** Text provided **
++++++

Speak Softly and Carry a [REALLY] Big Stick

This morning, on our way home from our “catch the cool while we can” visit to the playground at our neighborhood park, Ellie found a gigantic stick to bring home.  At first I said “no” because, really, what’s the point?  Then, realizing that I should save my negative replies for important things, I told her that she could bring it as long as she didn’t ask me to pull it for her.  To her credit, she pulled it the whole way home and never complained, even when climbing up the steep hill just before our house!

Here she is, telling you about it in her own words:

009 (800x533) (2)It’s tricky to hold up such a long stick!

Bonus Feature: 013 (800x533) (2)(In the foreground, that’s an apple tree in desperate need of some pruning.  It nicely escapes all the shade from the other trees!  We planted it and its neighbor this spring – a Fuji and a Macintosh.)

++++++

** Jobs **
a. In the post about Ellie's big stick, which two kinds of apple trees were planted this spring?
b. Extend the blog post about Ellie bringing home a giant stick, picking up after its final sentence.

** Provided data **
++++++

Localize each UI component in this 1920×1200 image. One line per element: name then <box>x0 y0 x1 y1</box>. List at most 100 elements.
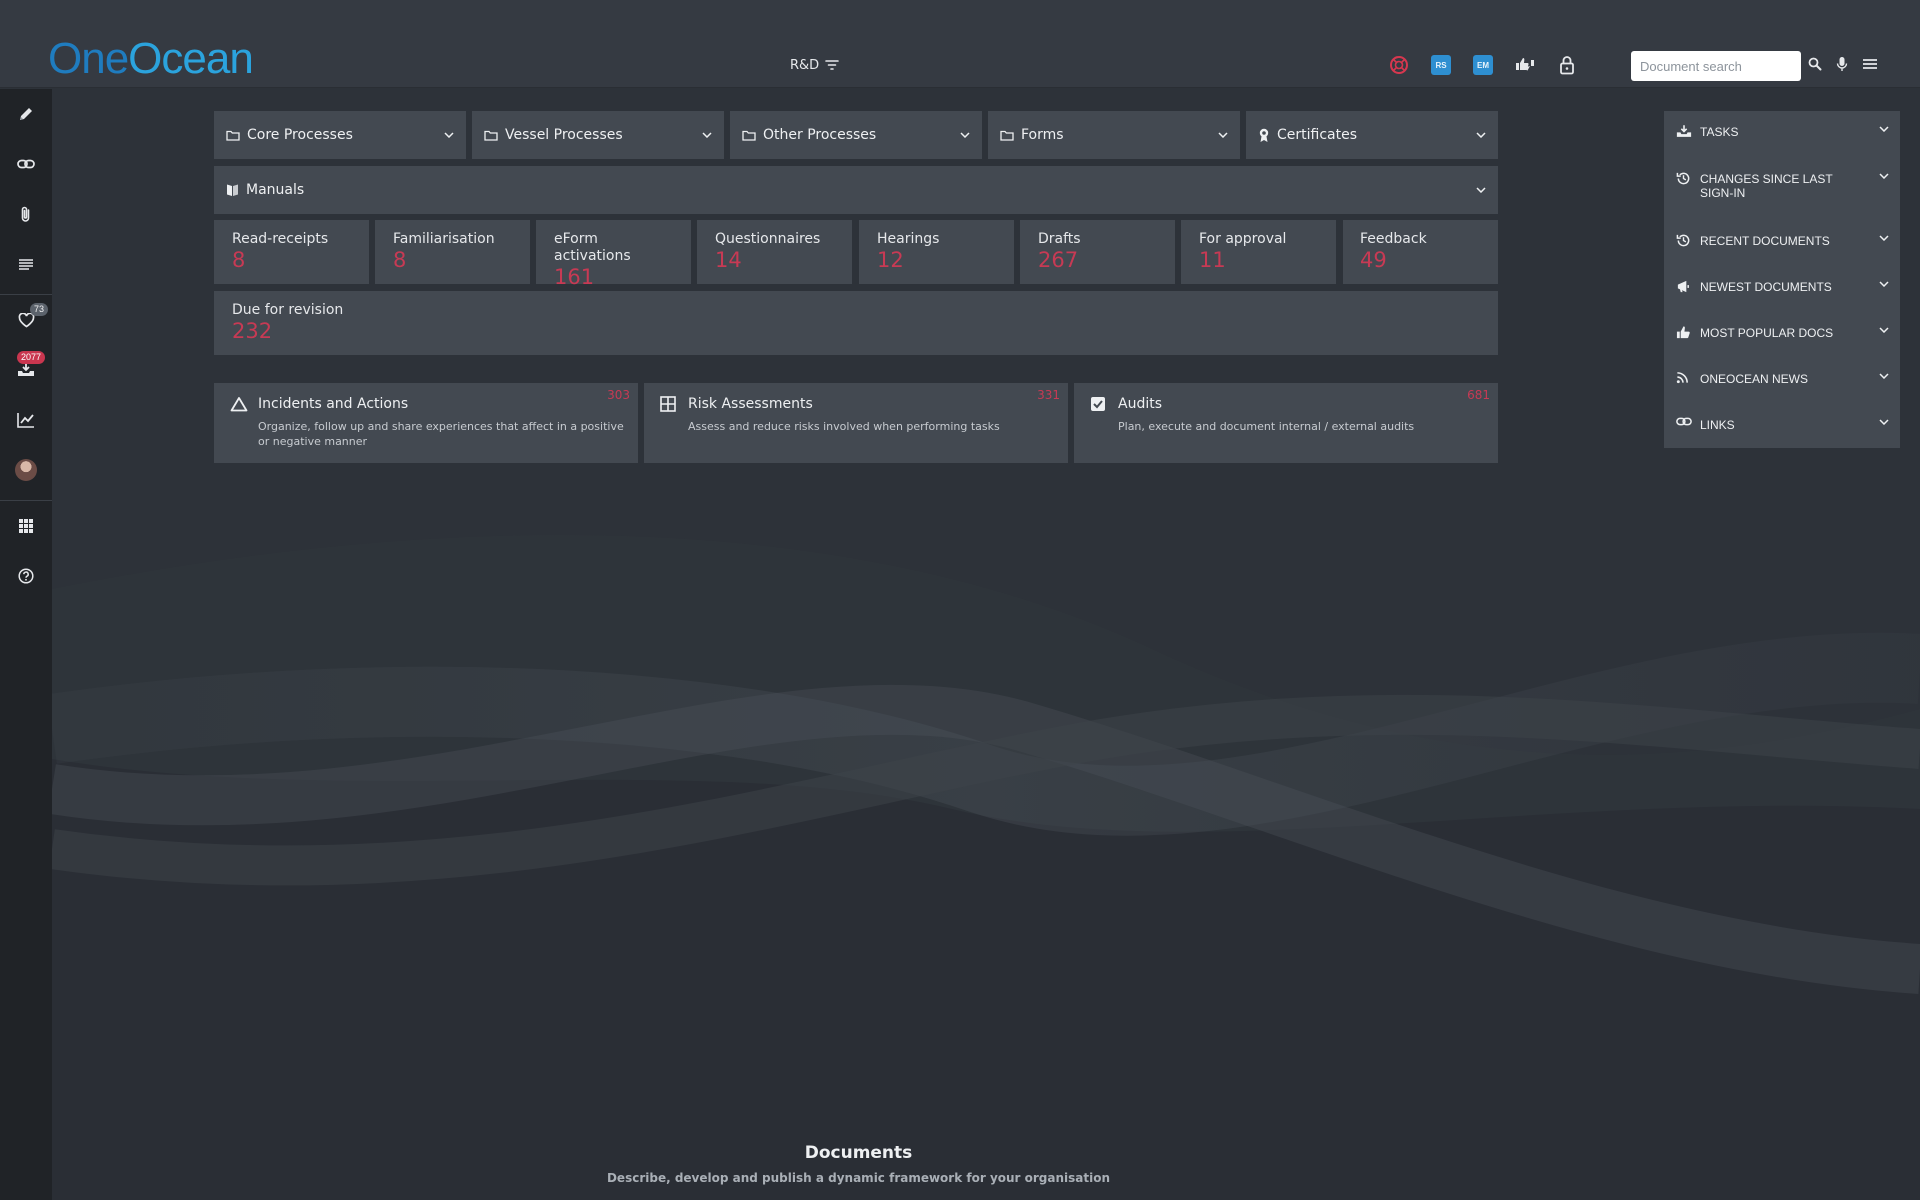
stat-value: 49 <box>1360 248 1387 272</box>
stat-tile-feedback[interactable]: Feedback 49 <box>1343 220 1498 284</box>
tasks-count-badge: 2077 <box>17 351 46 364</box>
stat-value: 8 <box>393 248 407 272</box>
stat-label: eForm activations <box>554 231 631 264</box>
panel-links[interactable]: LINKS <box>1664 417 1900 445</box>
panel-changes-since-last-sign-in[interactable]: CHANGES SINCE LAST SIGN-IN <box>1664 171 1900 211</box>
dropdown-label: Certificates <box>1277 127 1358 143</box>
book-icon <box>226 183 239 197</box>
stat-tile-familiarisation[interactable]: Familiarisation 8 <box>375 220 530 284</box>
dropdown-forms[interactable]: Forms <box>988 111 1240 159</box>
history-icon <box>1676 233 1691 248</box>
panel-label: NEWEST DOCUMENTS <box>1700 280 1832 294</box>
unit-selector[interactable]: R&D <box>790 56 839 74</box>
link-icon <box>17 159 35 169</box>
sidebar-help[interactable] <box>0 554 52 598</box>
stat-label: Read-receipts <box>232 231 329 247</box>
module-risk-assessments[interactable]: Risk Assessments Assess and reduce risks… <box>644 383 1068 463</box>
sidebar-links[interactable] <box>0 142 52 186</box>
certificate-icon <box>1258 128 1270 143</box>
menu-icon[interactable] <box>1862 58 1878 70</box>
stat-tile-read-receipts[interactable]: Read-receipts 8 <box>214 220 369 284</box>
sidebar-tasks[interactable]: 2077 <box>0 348 52 392</box>
module-description: Organize, follow up and share experience… <box>258 420 624 448</box>
stat-tile-for-approval[interactable]: For approval 11 <box>1181 220 1336 284</box>
document-search-input[interactable] <box>1631 51 1801 81</box>
panel-label: MOST POPULAR DOCS <box>1700 326 1834 340</box>
chevron-down-icon <box>1879 173 1889 179</box>
sidebar-edit[interactable] <box>0 92 52 136</box>
sidebar-favorites[interactable]: 73 <box>0 298 52 342</box>
rs-badge-icon[interactable]: RS <box>1430 54 1452 76</box>
warning-triangle-icon <box>230 396 248 412</box>
stat-tile-due-for-revision[interactable]: Due for revision 232 <box>214 291 1498 355</box>
chevron-down-icon <box>1476 132 1486 138</box>
help-icon <box>18 568 34 584</box>
search-tools <box>1808 56 1878 72</box>
dropdown-manuals[interactable]: Manuals <box>214 166 1498 214</box>
sidebar-attachments[interactable] <box>0 192 52 236</box>
sidebar-statistics[interactable] <box>0 398 52 442</box>
dropdown-label: Manuals <box>246 182 305 198</box>
dropdown-certificates[interactable]: Certificates <box>1246 111 1498 159</box>
footer-subtitle: Describe, develop and publish a dynamic … <box>606 1171 1111 1185</box>
inbox-icon <box>1676 124 1692 139</box>
module-incidents-and-actions[interactable]: Incidents and Actions Organize, follow u… <box>214 383 638 463</box>
folder-icon <box>226 130 240 141</box>
paperclip-icon <box>20 205 32 223</box>
footer-title: Documents <box>804 1143 913 1163</box>
module-audits[interactable]: Audits Plan, execute and document intern… <box>1074 383 1498 463</box>
dropdown-other-processes[interactable]: Other Processes <box>730 111 982 159</box>
panel-label: LINKS <box>1700 418 1735 432</box>
chevron-down-icon <box>1879 126 1889 132</box>
panel-recent-documents[interactable]: RECENT DOCUMENTS <box>1664 233 1900 263</box>
chevron-down-icon <box>1476 187 1486 193</box>
dropdown-core-processes[interactable]: Core Processes <box>214 111 466 159</box>
inbox-icon <box>17 362 35 378</box>
stat-tile-hearings[interactable]: Hearings 12 <box>859 220 1014 284</box>
lifebuoy-icon[interactable] <box>1388 54 1410 76</box>
lock-icon[interactable] <box>1556 54 1578 76</box>
stat-tile-drafts[interactable]: Drafts 267 <box>1020 220 1175 284</box>
dropdown-vessel-processes[interactable]: Vessel Processes <box>472 111 724 159</box>
chevron-down-icon <box>960 132 970 138</box>
stat-value: 267 <box>1038 248 1079 272</box>
chevron-down-icon <box>1879 419 1889 425</box>
module-count: 681 <box>1467 388 1490 402</box>
stat-value: 14 <box>715 248 742 272</box>
folder-icon <box>742 130 756 141</box>
microphone-icon[interactable] <box>1836 56 1848 72</box>
panel-label: TASKS <box>1700 125 1739 139</box>
oneocean-logo[interactable]: OneOcean <box>48 34 254 84</box>
panel-oneocean-news[interactable]: ONEOCEAN NEWS <box>1664 371 1900 401</box>
module-description: Plan, execute and document internal / ex… <box>1118 420 1415 433</box>
top-header: OneOcean R&D RS EM <box>0 0 1920 88</box>
chevron-down-icon <box>1879 373 1889 379</box>
checkbox-icon <box>1090 396 1106 412</box>
sidebar-list[interactable] <box>0 242 52 286</box>
panel-newest-documents[interactable]: NEWEST DOCUMENTS <box>1664 279 1900 309</box>
chevron-down-icon <box>1218 132 1228 138</box>
search-icon[interactable] <box>1808 57 1822 71</box>
stat-tile-eform-activations[interactable]: eForm activations 161 <box>536 220 691 289</box>
stat-value: 232 <box>232 319 273 343</box>
sidebar-profile[interactable] <box>0 448 52 492</box>
em-badge-icon[interactable]: EM <box>1472 54 1494 76</box>
dropdown-label: Vessel Processes <box>505 127 623 143</box>
right-panel: TASKS CHANGES SINCE LAST SIGN-IN RECENT … <box>1664 111 1900 448</box>
panel-most-popular-docs[interactable]: MOST POPULAR DOCS <box>1664 325 1900 355</box>
stat-tile-questionnaires[interactable]: Questionnaires 14 <box>697 220 852 284</box>
sidebar-apps[interactable] <box>0 504 52 548</box>
sidebar-divider <box>0 500 52 501</box>
chevron-down-icon <box>444 132 454 138</box>
pencil-icon <box>18 106 34 122</box>
left-sidebar: 73 2077 <box>0 89 52 1200</box>
panel-tasks[interactable]: TASKS <box>1664 124 1900 154</box>
module-count: 331 <box>1037 388 1060 402</box>
avatar <box>15 459 37 481</box>
megaphone-icon <box>1676 279 1691 294</box>
stat-label: For approval <box>1199 231 1287 247</box>
panel-label: CHANGES SINCE LAST SIGN-IN <box>1700 172 1833 200</box>
chevron-down-icon <box>1879 281 1889 287</box>
module-title: Audits <box>1118 396 1163 412</box>
thumbs-icon[interactable] <box>1514 54 1536 76</box>
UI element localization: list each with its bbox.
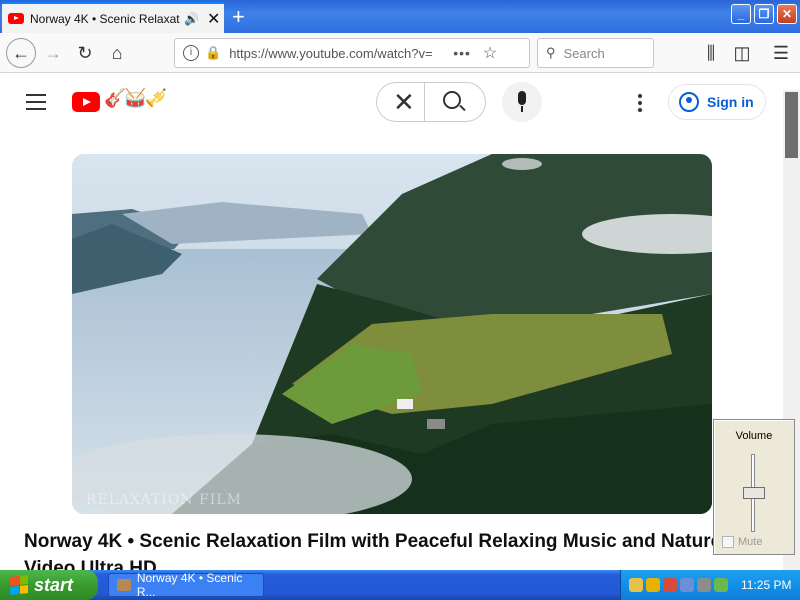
library-icon[interactable]: ⫼ <box>698 41 724 65</box>
url-bar[interactable]: i 🔒 https://www.youtube.com/watch?v= •••… <box>174 38 530 68</box>
youtube-logo-icon[interactable] <box>72 92 100 112</box>
system-tray: 11:25 PM <box>620 570 800 600</box>
windows-logo-icon <box>10 575 28 595</box>
start-button[interactable]: start <box>0 570 98 600</box>
close-window-button[interactable]: ✕ <box>777 4 797 24</box>
tray-security-icon[interactable] <box>663 578 677 592</box>
volume-slider-handle[interactable] <box>743 487 765 499</box>
tab-title: Norway 4K • Scenic Relaxation Film with … <box>30 11 180 26</box>
browser-navbar: ← → ↻ ⌂ i 🔒 https://www.youtube.com/watc… <box>0 33 800 73</box>
browser-titlebar: Norway 4K • Scenic Relaxation Film with … <box>0 0 800 33</box>
windows-taskbar: start Norway 4K • Scenic R... 11:25 PM <box>0 570 800 600</box>
mute-label: Mute <box>738 536 763 548</box>
reload-icon[interactable]: ↻ <box>72 41 98 65</box>
clear-search-icon[interactable]: ✕ <box>393 88 415 116</box>
sign-in-button[interactable]: Sign in <box>668 84 766 120</box>
url-text[interactable]: https://www.youtube.com/watch?v= <box>229 46 439 61</box>
volume-label: Volume <box>735 430 773 442</box>
minimize-button[interactable]: _ <box>731 4 751 24</box>
new-tab-button[interactable]: + <box>232 4 245 30</box>
youtube-favicon-icon <box>8 13 24 24</box>
search-icon[interactable] <box>443 91 461 109</box>
sidebar-icon[interactable]: ◫ <box>729 41 755 65</box>
speaker-icon[interactable]: 🔊 <box>184 12 199 26</box>
tray-update-icon[interactable] <box>714 578 728 592</box>
taskbar-window-label: Norway 4K • Scenic R... <box>136 571 243 599</box>
page-actions-icon[interactable]: ••• <box>453 45 471 61</box>
bookmark-star-icon[interactable]: ☆ <box>483 43 497 63</box>
microphone-icon[interactable] <box>502 82 542 122</box>
video-frame-landscape <box>72 154 712 514</box>
home-icon[interactable]: ⌂ <box>104 41 130 65</box>
tray-connection-icon[interactable] <box>680 578 694 592</box>
tab-close-icon[interactable]: ✕ <box>207 9 220 29</box>
search-divider <box>424 83 425 121</box>
volume-popup: Volume Mute <box>713 419 795 555</box>
lock-icon: 🔒 <box>205 45 222 60</box>
video-watermark: RELAXATION FILM <box>86 492 242 508</box>
browser-search-box[interactable]: ⚲ Search <box>537 38 654 68</box>
taskbar-clock[interactable]: 11:25 PM <box>741 578 791 592</box>
youtube-menu-icon[interactable] <box>26 94 46 115</box>
sign-in-label: Sign in <box>707 94 754 110</box>
youtube-search-bar[interactable]: ✕ <box>376 82 486 122</box>
video-player[interactable]: RELAXATION FILM <box>72 154 712 514</box>
back-arrow-icon[interactable]: ← <box>6 38 36 68</box>
restore-button[interactable]: ❐ <box>754 4 774 24</box>
more-options-icon[interactable] <box>638 94 642 115</box>
firefox-task-icon <box>117 579 131 591</box>
mute-checkbox-box[interactable] <box>722 536 734 548</box>
scrollbar-thumb[interactable] <box>785 92 798 158</box>
menu-icon[interactable]: ☰ <box>768 41 794 65</box>
tray-network-icon[interactable] <box>629 578 643 592</box>
mute-checkbox[interactable]: Mute <box>722 536 762 548</box>
tray-shield-icon[interactable] <box>646 578 660 592</box>
account-icon <box>679 92 699 112</box>
browser-tab-active[interactable]: Norway 4K • Scenic Relaxation Film with … <box>2 2 224 33</box>
start-label: start <box>34 574 74 595</box>
search-icon: ⚲ <box>546 45 556 60</box>
taskbar-window-button[interactable]: Norway 4K • Scenic R... <box>108 571 264 599</box>
video-title: Norway 4K • Scenic Relaxation Film with … <box>24 531 722 570</box>
youtube-page: 🎸🥁🎺 ✕ Sign in RELAXATION FILM Norway 4K … <box>0 74 800 570</box>
tray-volume-icon[interactable] <box>697 578 711 592</box>
forward-arrow-icon[interactable]: → <box>40 41 66 65</box>
youtube-doodle-icon[interactable]: 🎸🥁🎺 <box>104 88 167 109</box>
site-info-icon[interactable]: i <box>183 45 199 61</box>
search-placeholder: Search <box>563 45 605 61</box>
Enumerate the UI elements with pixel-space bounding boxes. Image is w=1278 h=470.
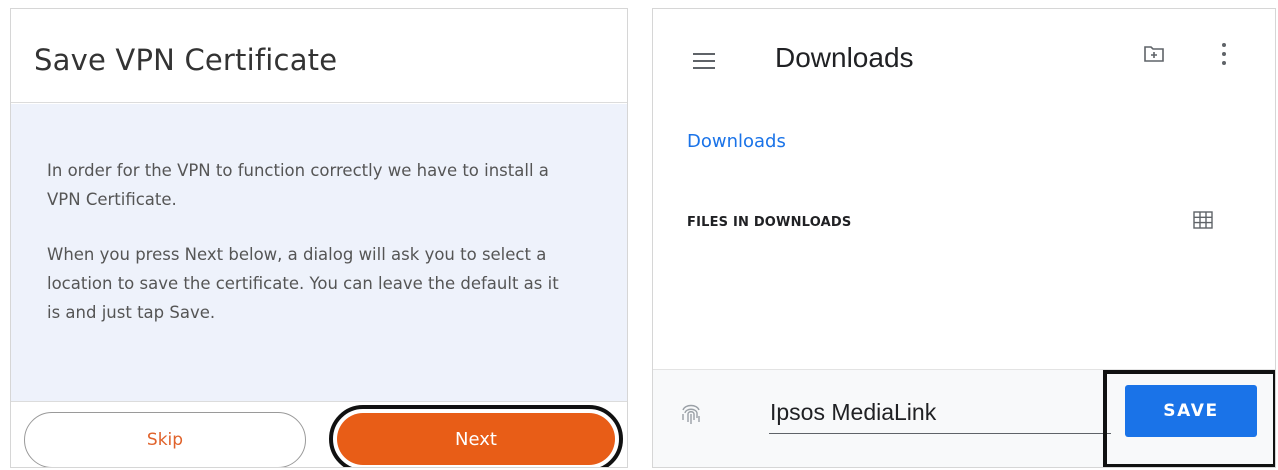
next-button-highlight: Next bbox=[329, 405, 623, 467]
filename-input[interactable] bbox=[769, 392, 1111, 434]
dialog-footer: Skip Next bbox=[11, 401, 627, 467]
grid-view-icon[interactable] bbox=[1193, 211, 1213, 229]
breadcrumb[interactable]: Downloads bbox=[687, 131, 786, 152]
vpn-certificate-dialog: Save VPN Certificate In order for the VP… bbox=[10, 8, 628, 468]
menu-icon[interactable] bbox=[693, 53, 715, 69]
save-button[interactable]: SAVE bbox=[1125, 385, 1257, 437]
more-vert-icon[interactable] bbox=[1219, 43, 1229, 69]
save-bar: SAVE bbox=[653, 369, 1275, 467]
dialog-message-1: In order for the VPN to function correct… bbox=[47, 161, 549, 209]
dialog-message-2: When you press Next below, a dialog will… bbox=[47, 245, 559, 322]
file-save-picker: Downloads Downloads FILES IN DOWNLOADS S… bbox=[652, 8, 1276, 468]
files-section-label: FILES IN DOWNLOADS bbox=[687, 215, 852, 230]
new-folder-icon[interactable] bbox=[1143, 43, 1165, 65]
dialog-body: In order for the VPN to function correct… bbox=[11, 104, 627, 410]
skip-button[interactable]: Skip bbox=[24, 412, 306, 467]
dialog-title: Save VPN Certificate bbox=[34, 43, 338, 77]
next-button[interactable]: Next bbox=[337, 413, 615, 465]
picker-title: Downloads bbox=[775, 42, 914, 73]
dialog-header: Save VPN Certificate bbox=[11, 9, 627, 103]
fingerprint-icon bbox=[682, 404, 700, 424]
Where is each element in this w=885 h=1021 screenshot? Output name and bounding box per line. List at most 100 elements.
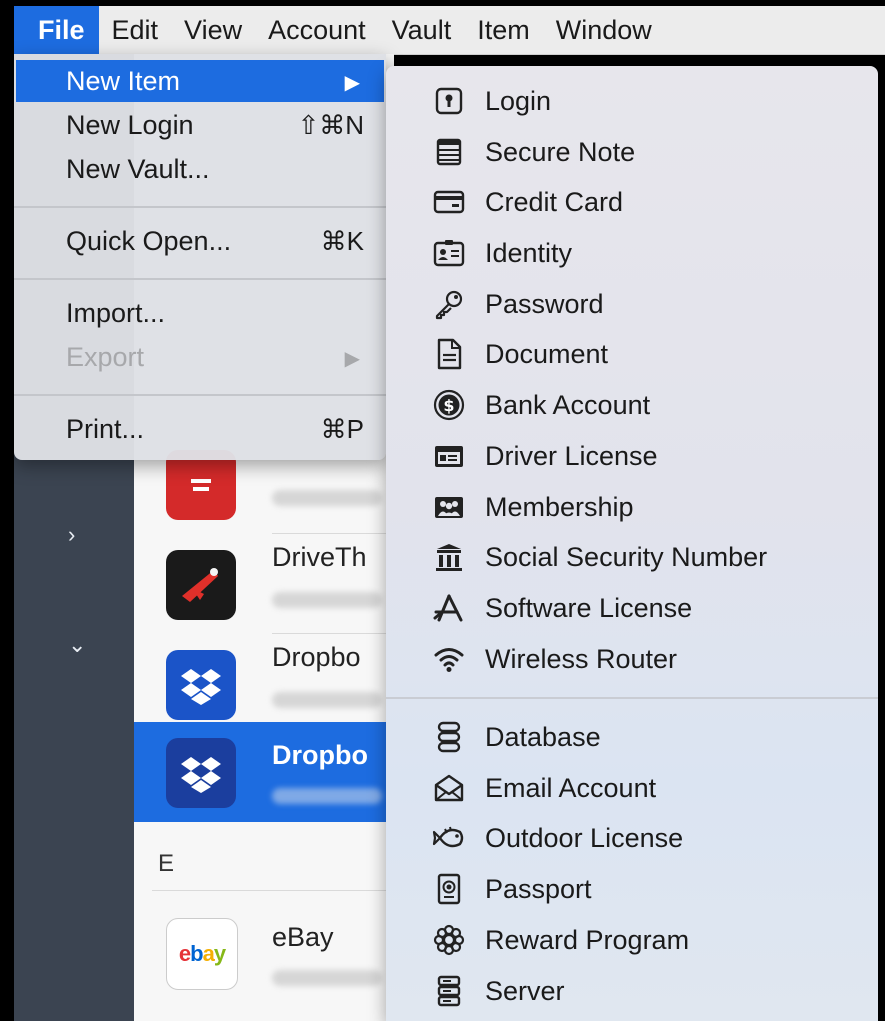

++++++

** Results by task **
a. A Fuji and a Macintosh.

b.
Here’s our front yard, which has turned into a forest.  We planted the red bud (middle) and the maple (right) in April 2008 and they’ve just gotten big enough that they touch each other.  Add in the old dogwood touching the red bud and we have a veritable forest growing.  Our front yard always has lovely shade now.  I’m scheming about ripping up our whole front lawn and planting an edible forest permaculture. That, however, would take far more time than I have right now.   Although this book’s promise of low maintenance sounds intriguing, it’s more the initial setup work (i.e. ripping up lawn, building beds) that I can’t see finding time for right now.  Maybe in a few years?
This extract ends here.